### INSTRUCTIONS TO FOLLOW:
Go through the listing below and gather every line with the word "Photometric".

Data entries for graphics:
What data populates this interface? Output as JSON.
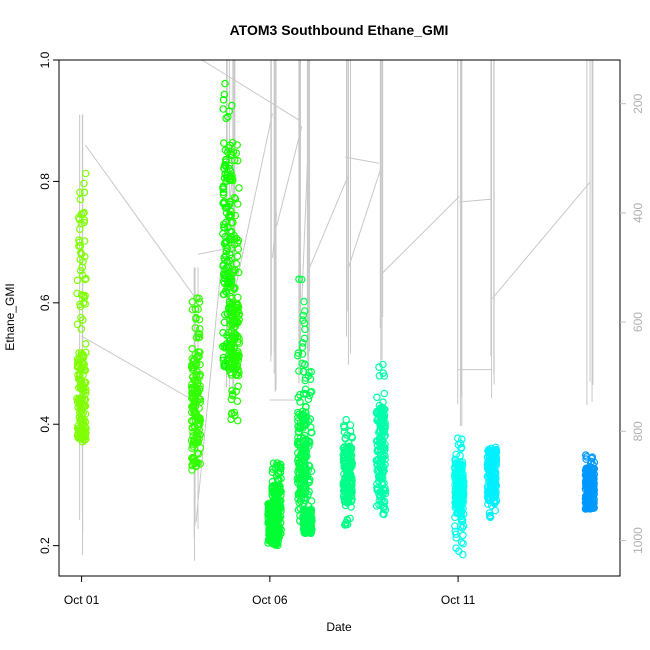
{
  "chart_data": {
    "type": "scatter",
    "title": "ATOM3 Southbound Ethane_GMI",
    "xlabel": "Date",
    "ylabel": "Ethane_GMI",
    "x_range_days": [
      -0.6,
      14.3
    ],
    "x_ticks": [
      {
        "label": "Oct 01",
        "day": 0
      },
      {
        "label": "Oct 06",
        "day": 5
      },
      {
        "label": "Oct 11",
        "day": 10
      }
    ],
    "ylim": [
      0.15,
      1.0
    ],
    "y_ticks": [
      0.2,
      0.4,
      0.6,
      0.8,
      1.0
    ],
    "y_tick_labels": [
      "0.2",
      "0.4",
      "0.6",
      "0.8",
      "1.0"
    ],
    "right_axis": {
      "ticks": [
        200,
        400,
        600,
        800,
        1000
      ],
      "tick_labels": [
        "200",
        "400",
        "600",
        "800",
        "1000"
      ],
      "range_top_to_bottom": [
        120,
        1065
      ],
      "color": "#c0c0c0"
    },
    "series_colors": [
      "#7fff00",
      "#33ff00",
      "#00ff11",
      "#00ff66",
      "#00ffaa",
      "#00ffee",
      "#00ffff",
      "#0099ff"
    ],
    "clusters": [
      {
        "day": 0.0,
        "ymin": 0.37,
        "ymax": 0.83,
        "color": "#7fff00",
        "dense": [
          0.37,
          0.52
        ],
        "right_top": 220,
        "right_bot": 1060
      },
      {
        "day": 3.04,
        "ymin": 0.32,
        "ymax": 0.62,
        "color": "#33ff00",
        "dense": [
          0.33,
          0.52
        ],
        "right_top": 500,
        "right_bot": 1060
      },
      {
        "day": 3.87,
        "ymin": 0.49,
        "ymax": 0.97,
        "color": "#11ff00",
        "dense": [
          0.49,
          0.84
        ],
        "right_top": 120,
        "right_bot": 750
      },
      {
        "day": 4.07,
        "ymin": 0.4,
        "ymax": 0.87,
        "color": "#22ff00",
        "dense": [
          0.48,
          0.6
        ],
        "right_top": 120,
        "right_bot": 760
      },
      {
        "day": 5.07,
        "ymin": 0.2,
        "ymax": 0.27,
        "color": "#00ff33",
        "dense": [
          0.21,
          0.27
        ],
        "right_top": 110,
        "right_bot": 720
      },
      {
        "day": 5.18,
        "ymin": 0.2,
        "ymax": 0.34,
        "color": "#00ff33",
        "dense": [
          0.21,
          0.3
        ],
        "right_top": 110,
        "right_bot": 770
      },
      {
        "day": 5.85,
        "ymin": 0.24,
        "ymax": 0.64,
        "color": "#00ff44",
        "dense": [
          0.27,
          0.42
        ],
        "right_top": 110,
        "right_bot": 740
      },
      {
        "day": 6.0,
        "ymin": 0.22,
        "ymax": 0.5,
        "color": "#00ff55",
        "dense": [
          0.22,
          0.26
        ],
        "right_top": 110,
        "right_bot": 720
      },
      {
        "day": 7.07,
        "ymin": 0.23,
        "ymax": 0.41,
        "color": "#00ff88",
        "dense": [
          0.27,
          0.36
        ],
        "right_top": 110,
        "right_bot": 680
      },
      {
        "day": 7.95,
        "ymin": 0.25,
        "ymax": 0.51,
        "color": "#00ffaa",
        "dense": [
          0.28,
          0.43
        ],
        "right_top": 110,
        "right_bot": 700
      },
      {
        "day": 10.03,
        "ymin": 0.18,
        "ymax": 0.38,
        "color": "#00ffee",
        "dense": [
          0.25,
          0.34
        ],
        "right_top": 110,
        "right_bot": 800
      },
      {
        "day": 10.9,
        "ymin": 0.24,
        "ymax": 0.37,
        "color": "#00f0ff",
        "dense": [
          0.27,
          0.36
        ],
        "right_top": 110,
        "right_bot": 740
      },
      {
        "day": 13.5,
        "ymin": 0.26,
        "ymax": 0.35,
        "color": "#0099ff",
        "dense": [
          0.26,
          0.33
        ],
        "right_top": 110,
        "right_bot": 780
      }
    ]
  }
}
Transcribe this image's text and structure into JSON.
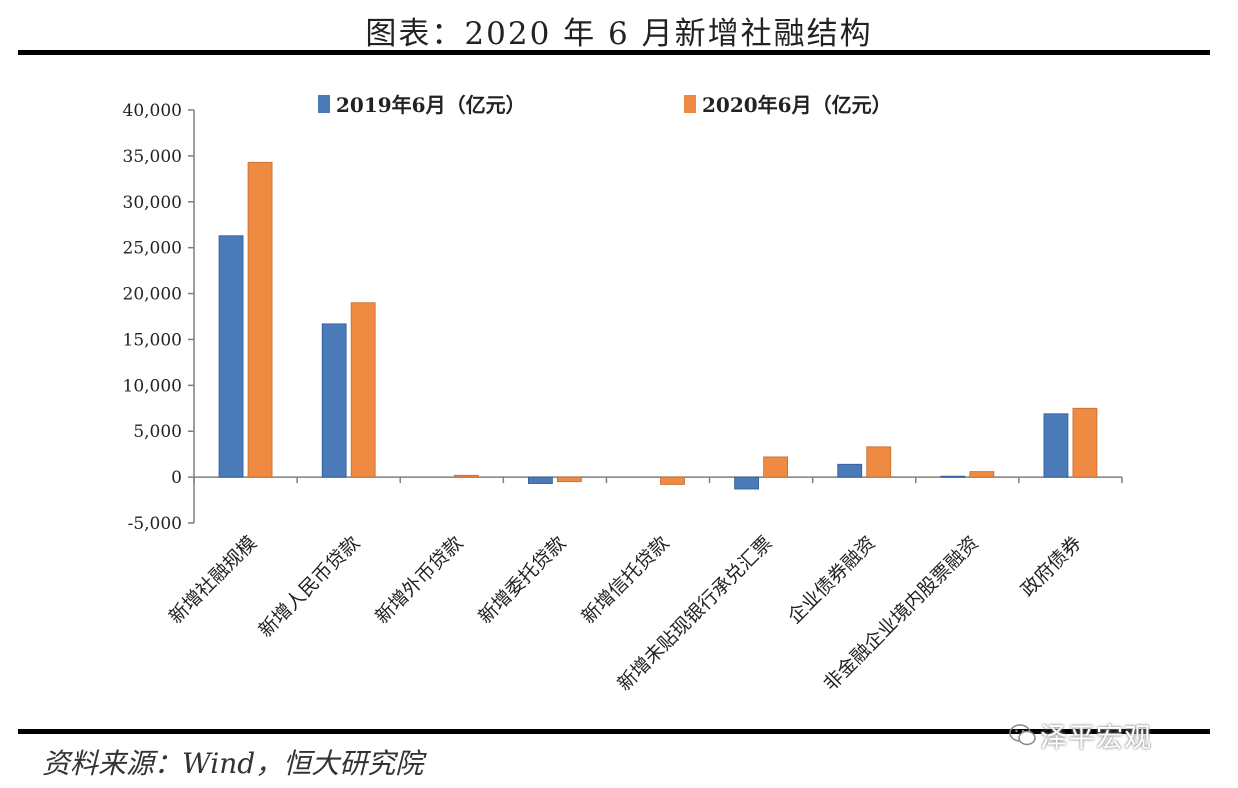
{
  "page": {
    "title": "图表：2020 年 6 月新增社融结构",
    "source": "资料来源：Wind，恒大研究院",
    "watermark": "泽平宏观"
  },
  "colors": {
    "series1": "#4a7ab8",
    "series2": "#ef8a43",
    "axis": "#7f7f7f"
  },
  "chart_data": {
    "type": "bar",
    "title": "图表：2020 年 6 月新增社融结构",
    "xlabel": "",
    "ylabel": "",
    "ylim": [
      -5000,
      40000
    ],
    "yticks": [
      -5000,
      0,
      5000,
      10000,
      15000,
      20000,
      25000,
      30000,
      35000,
      40000
    ],
    "ytick_labels": [
      "-5,000",
      "0",
      "5,000",
      "10,000",
      "15,000",
      "20,000",
      "25,000",
      "30,000",
      "35,000",
      "40,000"
    ],
    "categories": [
      "新增社融规模",
      "新增人民币贷款",
      "新增外币贷款",
      "新增委托贷款",
      "新增信托贷款",
      "新增未贴现银行承兑汇票",
      "企业债券融资",
      "非金融企业境内股票融资",
      "政府债券"
    ],
    "series": [
      {
        "name": "2019年6月（亿元）",
        "values": [
          26300,
          16700,
          0,
          -700,
          0,
          -1300,
          1400,
          100,
          6900
        ]
      },
      {
        "name": "2020年6月（亿元）",
        "values": [
          34300,
          19000,
          200,
          -500,
          -800,
          2200,
          3300,
          600,
          7500
        ]
      }
    ],
    "legend": "top",
    "grid": false
  }
}
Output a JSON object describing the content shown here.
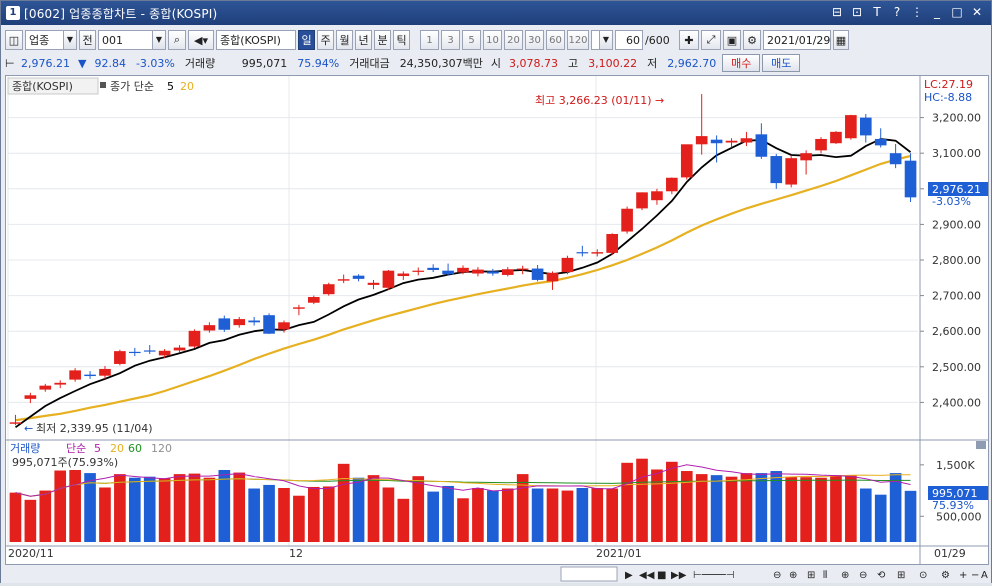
{
  "window": {
    "icon": "1",
    "title": "[0602] 업종종합차트 - 종합(KOSPI)",
    "controls": [
      "restore-icon",
      "link-icon",
      "text-icon",
      "help-icon",
      "more-icon",
      "minimize-icon",
      "maximize-icon",
      "close-icon"
    ]
  },
  "toolbar": {
    "market_select": "업종",
    "prev_label": "전",
    "code_value": "001",
    "index_name": "종합(KOSPI)",
    "periods": [
      "일",
      "주",
      "월",
      "년",
      "분",
      "틱"
    ],
    "active_period": "일",
    "numbers": [
      "1",
      "3",
      "5",
      "10",
      "20",
      "30",
      "60",
      "120"
    ],
    "count_value": "60",
    "count_total": "/600",
    "date_value": "2021/01/29"
  },
  "infobar": {
    "price": "2,976.21",
    "change_arrow": "▼",
    "change": "92.84",
    "change_pct": "-3.03%",
    "volume_label": "거래량",
    "volume": "995,071",
    "volume_pct": "75.94%",
    "amount_label": "거래대금",
    "amount": "24,350,307백만",
    "open_label": "시",
    "open": "3,078.73",
    "high_label": "고",
    "high": "3,100.22",
    "low_label": "저",
    "low": "2,962.70",
    "buy_label": "매수",
    "sell_label": "매도"
  },
  "chart": {
    "legend_name": "종합(KOSPI)",
    "legend_ma_label": "종가 단순",
    "legend_ma5": "5",
    "legend_ma20": "20",
    "lc_label": "LC:27.19",
    "hc_label": "HC:-8.88",
    "high_annot": "최고 3,266.23 (01/11)",
    "low_annot": "최저 2,339.95 (11/04)",
    "last_price_box": "2,976.21",
    "last_change_pct": "-3.03%",
    "price_ticks": [
      "3,200.00",
      "3,100.00",
      "3,000.00",
      "2,900.00",
      "2,800.00",
      "2,700.00",
      "2,600.00",
      "2,500.00",
      "2,400.00"
    ],
    "volume_legend_label": "거래량",
    "volume_legend_ma": "단순",
    "volume_legend_periods": [
      "5",
      "20",
      "60",
      "120"
    ],
    "volume_sub": "995,071주(75.93%)",
    "volume_ticks": [
      "1,500K",
      "500,000"
    ],
    "volume_last_box": "995,071",
    "volume_last_pct": "75.93%",
    "date_labels": [
      "2020/11",
      "12",
      "2021/01"
    ],
    "last_date_label": "01/29"
  },
  "colors": {
    "up": "#e3201b",
    "down": "#1f5fd6",
    "ma5": "#000000",
    "ma20": "#e6b020",
    "vol_ma5": "#b020b0",
    "vol_ma20": "#e6b020",
    "vol_ma60": "#209020",
    "vol_ma120": "#909090"
  },
  "chart_data": {
    "type": "candlestick",
    "price_axis": {
      "min": 2300,
      "max": 3300,
      "ticks": [
        2400,
        2500,
        2600,
        2700,
        2800,
        2900,
        3000,
        3100,
        3200
      ]
    },
    "volume_axis_unit": "K",
    "candles": [
      {
        "o": 2340,
        "h": 2365,
        "l": 2336,
        "c": 2344
      },
      {
        "o": 2410,
        "h": 2427,
        "l": 2398,
        "c": 2420
      },
      {
        "o": 2436,
        "h": 2452,
        "l": 2430,
        "c": 2447
      },
      {
        "o": 2450,
        "h": 2462,
        "l": 2440,
        "c": 2455
      },
      {
        "o": 2464,
        "h": 2496,
        "l": 2458,
        "c": 2490
      },
      {
        "o": 2478,
        "h": 2488,
        "l": 2466,
        "c": 2474
      },
      {
        "o": 2475,
        "h": 2502,
        "l": 2466,
        "c": 2494
      },
      {
        "o": 2508,
        "h": 2548,
        "l": 2504,
        "c": 2544
      },
      {
        "o": 2542,
        "h": 2553,
        "l": 2530,
        "c": 2539
      },
      {
        "o": 2546,
        "h": 2561,
        "l": 2536,
        "c": 2543
      },
      {
        "o": 2532,
        "h": 2550,
        "l": 2525,
        "c": 2545
      },
      {
        "o": 2546,
        "h": 2561,
        "l": 2540,
        "c": 2554
      },
      {
        "o": 2557,
        "h": 2605,
        "l": 2553,
        "c": 2601
      },
      {
        "o": 2602,
        "h": 2625,
        "l": 2596,
        "c": 2617
      },
      {
        "o": 2636,
        "h": 2644,
        "l": 2598,
        "c": 2604
      },
      {
        "o": 2617,
        "h": 2640,
        "l": 2610,
        "c": 2634
      },
      {
        "o": 2630,
        "h": 2640,
        "l": 2616,
        "c": 2625
      },
      {
        "o": 2645,
        "h": 2650,
        "l": 2592,
        "c": 2593
      },
      {
        "o": 2605,
        "h": 2630,
        "l": 2596,
        "c": 2625
      },
      {
        "o": 2663,
        "h": 2674,
        "l": 2645,
        "c": 2667
      },
      {
        "o": 2680,
        "h": 2700,
        "l": 2676,
        "c": 2696
      },
      {
        "o": 2704,
        "h": 2736,
        "l": 2700,
        "c": 2732
      },
      {
        "o": 2742,
        "h": 2759,
        "l": 2735,
        "c": 2746
      },
      {
        "o": 2756,
        "h": 2760,
        "l": 2740,
        "c": 2747
      },
      {
        "o": 2730,
        "h": 2744,
        "l": 2718,
        "c": 2736
      },
      {
        "o": 2722,
        "h": 2772,
        "l": 2716,
        "c": 2770
      },
      {
        "o": 2755,
        "h": 2768,
        "l": 2744,
        "c": 2762
      },
      {
        "o": 2768,
        "h": 2779,
        "l": 2757,
        "c": 2770
      },
      {
        "o": 2778,
        "h": 2788,
        "l": 2766,
        "c": 2772
      },
      {
        "o": 2770,
        "h": 2790,
        "l": 2756,
        "c": 2760
      },
      {
        "o": 2765,
        "h": 2785,
        "l": 2760,
        "c": 2778
      },
      {
        "o": 2762,
        "h": 2780,
        "l": 2754,
        "c": 2773
      },
      {
        "o": 2768,
        "h": 2775,
        "l": 2756,
        "c": 2762
      },
      {
        "o": 2758,
        "h": 2780,
        "l": 2754,
        "c": 2774
      },
      {
        "o": 2773,
        "h": 2784,
        "l": 2760,
        "c": 2776
      },
      {
        "o": 2776,
        "h": 2786,
        "l": 2740,
        "c": 2744
      },
      {
        "o": 2740,
        "h": 2768,
        "l": 2716,
        "c": 2764
      },
      {
        "o": 2766,
        "h": 2812,
        "l": 2760,
        "c": 2806
      },
      {
        "o": 2822,
        "h": 2840,
        "l": 2810,
        "c": 2820
      },
      {
        "o": 2818,
        "h": 2830,
        "l": 2810,
        "c": 2822
      },
      {
        "o": 2820,
        "h": 2875,
        "l": 2814,
        "c": 2873
      },
      {
        "o": 2880,
        "h": 2950,
        "l": 2874,
        "c": 2944
      },
      {
        "o": 2945,
        "h": 2990,
        "l": 2940,
        "c": 2990
      },
      {
        "o": 2968,
        "h": 3000,
        "l": 2955,
        "c": 2993
      },
      {
        "o": 2993,
        "h": 3032,
        "l": 2985,
        "c": 3031
      },
      {
        "o": 3032,
        "h": 3124,
        "l": 3026,
        "c": 3125
      },
      {
        "o": 3125,
        "h": 3266,
        "l": 3096,
        "c": 3148
      },
      {
        "o": 3138,
        "h": 3150,
        "l": 3074,
        "c": 3128
      },
      {
        "o": 3130,
        "h": 3142,
        "l": 3116,
        "c": 3135
      },
      {
        "o": 3130,
        "h": 3160,
        "l": 3120,
        "c": 3142
      },
      {
        "o": 3153,
        "h": 3184,
        "l": 3084,
        "c": 3090
      },
      {
        "o": 3092,
        "h": 3098,
        "l": 3000,
        "c": 3016
      },
      {
        "o": 3012,
        "h": 3094,
        "l": 3004,
        "c": 3086
      },
      {
        "o": 3080,
        "h": 3108,
        "l": 3040,
        "c": 3100
      },
      {
        "o": 3108,
        "h": 3145,
        "l": 3100,
        "c": 3140
      },
      {
        "o": 3128,
        "h": 3162,
        "l": 3126,
        "c": 3160
      },
      {
        "o": 3142,
        "h": 3208,
        "l": 3138,
        "c": 3207
      },
      {
        "o": 3200,
        "h": 3210,
        "l": 3130,
        "c": 3150
      },
      {
        "o": 3140,
        "h": 3170,
        "l": 3116,
        "c": 3122
      },
      {
        "o": 3100,
        "h": 3126,
        "l": 3058,
        "c": 3069
      },
      {
        "o": 3079,
        "h": 3100,
        "l": 2963,
        "c": 2976
      }
    ],
    "ma5": [
      2330,
      2360,
      2390,
      2412,
      2432,
      2451,
      2466,
      2482,
      2503,
      2517,
      2527,
      2538,
      2550,
      2567,
      2575,
      2590,
      2600,
      2605,
      2604,
      2617,
      2626,
      2647,
      2670,
      2689,
      2702,
      2718,
      2735,
      2745,
      2750,
      2759,
      2766,
      2768,
      2767,
      2770,
      2772,
      2766,
      2760,
      2766,
      2778,
      2793,
      2817,
      2852,
      2887,
      2925,
      2966,
      3019,
      3060,
      3094,
      3115,
      3135,
      3137,
      3114,
      3095,
      3093,
      3095,
      3089,
      3093,
      3120,
      3140,
      3135,
      3103
    ],
    "ma20": [
      2350,
      2356,
      2362,
      2368,
      2376,
      2385,
      2393,
      2402,
      2411,
      2420,
      2432,
      2446,
      2460,
      2474,
      2489,
      2505,
      2522,
      2537,
      2551,
      2564,
      2576,
      2590,
      2605,
      2618,
      2631,
      2643,
      2654,
      2665,
      2676,
      2686,
      2695,
      2704,
      2712,
      2720,
      2728,
      2735,
      2741,
      2750,
      2760,
      2772,
      2785,
      2800,
      2817,
      2835,
      2855,
      2877,
      2897,
      2914,
      2930,
      2945,
      2958,
      2970,
      2982,
      2995,
      3008,
      3022,
      3038,
      3054,
      3070,
      3082,
      3092
    ],
    "volume": [
      960,
      820,
      1000,
      1390,
      1400,
      1340,
      1060,
      1320,
      1250,
      1270,
      1240,
      1320,
      1330,
      1250,
      1400,
      1350,
      1040,
      1110,
      1050,
      900,
      1070,
      1080,
      1520,
      1250,
      1300,
      1060,
      840,
      1280,
      980,
      1090,
      850,
      1050,
      1000,
      1040,
      1320,
      1040,
      1040,
      1000,
      1050,
      1050,
      1040,
      1540,
      1620,
      1410,
      1560,
      1380,
      1320,
      1300,
      1270,
      1340,
      1340,
      1380,
      1270,
      1260,
      1250,
      1300,
      1300,
      1040,
      920,
      1340,
      995
    ]
  }
}
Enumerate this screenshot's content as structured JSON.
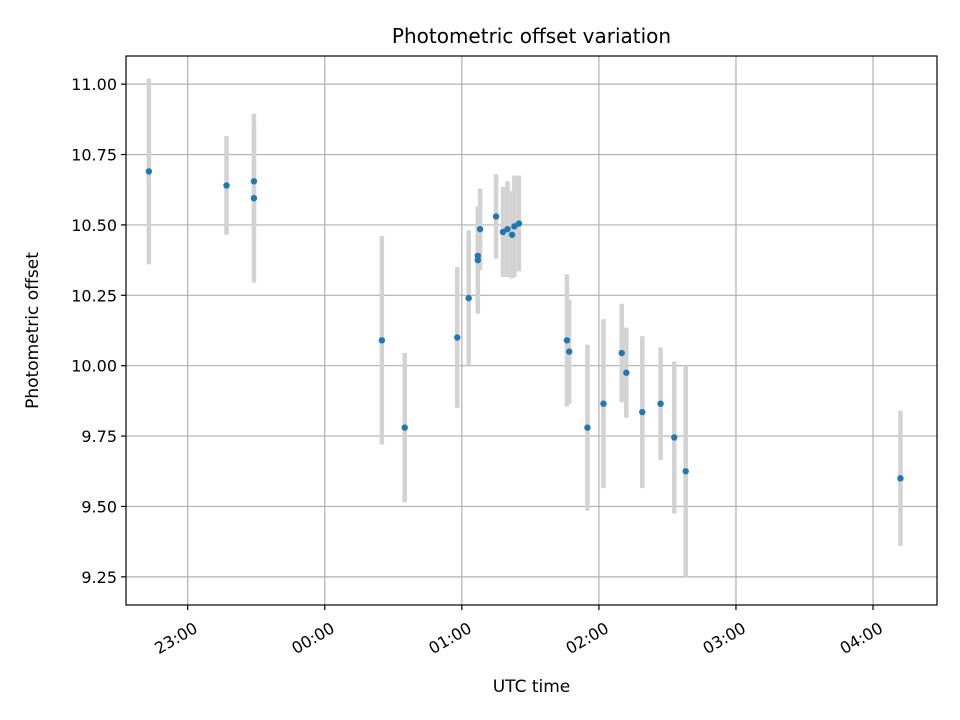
{
  "chart_data": {
    "type": "scatter",
    "title": "Photometric offset variation",
    "xlabel": "UTC time",
    "ylabel": "Photometric offset",
    "grid": true,
    "xlim": [
      "22:33",
      "04:28"
    ],
    "ylim": [
      9.15,
      11.1
    ],
    "x_ticks": [
      "23:00",
      "00:00",
      "01:00",
      "02:00",
      "03:00",
      "04:00"
    ],
    "y_ticks": [
      9.25,
      9.5,
      9.75,
      10.0,
      10.25,
      10.5,
      10.75,
      11.0
    ],
    "y_tick_labels": [
      "9.25",
      "9.50",
      "9.75",
      "10.00",
      "10.25",
      "10.50",
      "10.75",
      "11.00"
    ],
    "marker_color": "#1f77b4",
    "errorbar_color": "#d3d3d3",
    "points": [
      {
        "x": "22:43",
        "y": 10.69,
        "err": 0.33
      },
      {
        "x": "23:17",
        "y": 10.64,
        "err": 0.175
      },
      {
        "x": "23:29",
        "y": 10.655,
        "err": 0.2
      },
      {
        "x": "23:29",
        "y": 10.595,
        "err": 0.3
      },
      {
        "x": "00:25",
        "y": 10.09,
        "err": 0.37
      },
      {
        "x": "00:35",
        "y": 9.78,
        "err": 0.265
      },
      {
        "x": "00:58",
        "y": 10.1,
        "err": 0.25
      },
      {
        "x": "01:03",
        "y": 10.24,
        "err": 0.24
      },
      {
        "x": "01:07",
        "y": 10.375,
        "err": 0.19
      },
      {
        "x": "01:07",
        "y": 10.39,
        "err": 0.175
      },
      {
        "x": "01:08",
        "y": 10.485,
        "err": 0.145
      },
      {
        "x": "01:15",
        "y": 10.53,
        "err": 0.15
      },
      {
        "x": "01:18",
        "y": 10.475,
        "err": 0.16
      },
      {
        "x": "01:20",
        "y": 10.485,
        "err": 0.17
      },
      {
        "x": "01:22",
        "y": 10.465,
        "err": 0.155
      },
      {
        "x": "01:23",
        "y": 10.495,
        "err": 0.18
      },
      {
        "x": "01:25",
        "y": 10.505,
        "err": 0.17
      },
      {
        "x": "01:46",
        "y": 10.09,
        "err": 0.235
      },
      {
        "x": "01:47",
        "y": 10.05,
        "err": 0.185
      },
      {
        "x": "01:55",
        "y": 9.78,
        "err": 0.295
      },
      {
        "x": "02:02",
        "y": 9.865,
        "err": 0.3
      },
      {
        "x": "02:10",
        "y": 10.045,
        "err": 0.175
      },
      {
        "x": "02:12",
        "y": 9.975,
        "err": 0.16
      },
      {
        "x": "02:19",
        "y": 9.835,
        "err": 0.27
      },
      {
        "x": "02:27",
        "y": 9.865,
        "err": 0.2
      },
      {
        "x": "02:33",
        "y": 9.745,
        "err": 0.27
      },
      {
        "x": "02:38",
        "y": 9.625,
        "err": 0.375
      },
      {
        "x": "04:12",
        "y": 9.6,
        "err": 0.24
      }
    ]
  }
}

### EXPECTED OUTPUT:
    "title": "Photometric offset variation",
    "ylabel": "Photometric offset",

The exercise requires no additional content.